Your task is to copy every record exactly.

>>

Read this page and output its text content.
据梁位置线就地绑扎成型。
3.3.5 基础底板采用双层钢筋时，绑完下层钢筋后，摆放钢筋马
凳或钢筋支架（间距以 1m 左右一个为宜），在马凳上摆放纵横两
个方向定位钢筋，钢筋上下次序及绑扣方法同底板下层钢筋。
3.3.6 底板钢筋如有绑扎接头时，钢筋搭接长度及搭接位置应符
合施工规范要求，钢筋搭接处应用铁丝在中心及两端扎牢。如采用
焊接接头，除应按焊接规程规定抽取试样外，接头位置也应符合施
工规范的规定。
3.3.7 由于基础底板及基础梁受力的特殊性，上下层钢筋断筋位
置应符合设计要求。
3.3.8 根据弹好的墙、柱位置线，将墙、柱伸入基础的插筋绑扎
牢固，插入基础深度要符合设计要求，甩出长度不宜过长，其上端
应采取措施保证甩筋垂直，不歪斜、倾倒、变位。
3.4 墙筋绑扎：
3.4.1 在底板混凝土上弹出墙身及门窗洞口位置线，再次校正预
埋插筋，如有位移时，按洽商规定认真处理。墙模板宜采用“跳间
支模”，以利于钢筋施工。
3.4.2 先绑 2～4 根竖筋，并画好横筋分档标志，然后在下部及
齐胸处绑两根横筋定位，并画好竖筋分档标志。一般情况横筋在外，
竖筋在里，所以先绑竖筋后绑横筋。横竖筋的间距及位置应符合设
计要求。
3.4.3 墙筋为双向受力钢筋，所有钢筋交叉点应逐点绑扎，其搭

<<

Written answer:
Read this page and output its text content.
据梁位置线就地绑扎成型。
3.3.5 基础底板采用双层钢筋时，绑完下层钢筋后，摆放钢筋马
凳或钢筋支架（间距以 1m 左右一个为宜），在马凳上摆放纵横两
个方向定位钢筋，钢筋上下次序及绑扣方法同底板下层钢筋。
3.3.6 底板钢筋如有绑扎接头时，钢筋搭接长度及搭接位置应符
合施工规范要求，钢筋搭接处应用铁丝在中心及两端扎牢。如采用
焊接接头，除应按焊接规程规定抽取试样外，接头位置也应符合施
工规范的规定。
3.3.7 由于基础底板及基础梁受力的特殊性，上下层钢筋断筋位
置应符合设计要求。
3.3.8 根据弹好的墙、柱位置线，将墙、柱伸入基础的插筋绑扎
牢固，插入基础深度要符合设计要求，甩出长度不宜过长，其上端
应采取措施保证甩筋垂直，不歪斜、倾倒、变位。
3.4 墙筋绑扎：
3.4.1 在底板混凝土上弹出墙身及门窗洞口位置线，再次校正预
埋插筋，如有位移时，按洽商规定认真处理。墙模板宜采用“跳间
支模”，以利于钢筋施工。
3.4.2 先绑 2～4 根竖筋，并画好横筋分档标志，然后在下部及
齐胸处绑两根横筋定位，并画好竖筋分档标志。一般情况横筋在外，
竖筋在里，所以先绑竖筋后绑横筋。横竖筋的间距及位置应符合设
计要求。
3.4.3 墙筋为双向受力钢筋，所有钢筋交叉点应逐点绑扎，其搭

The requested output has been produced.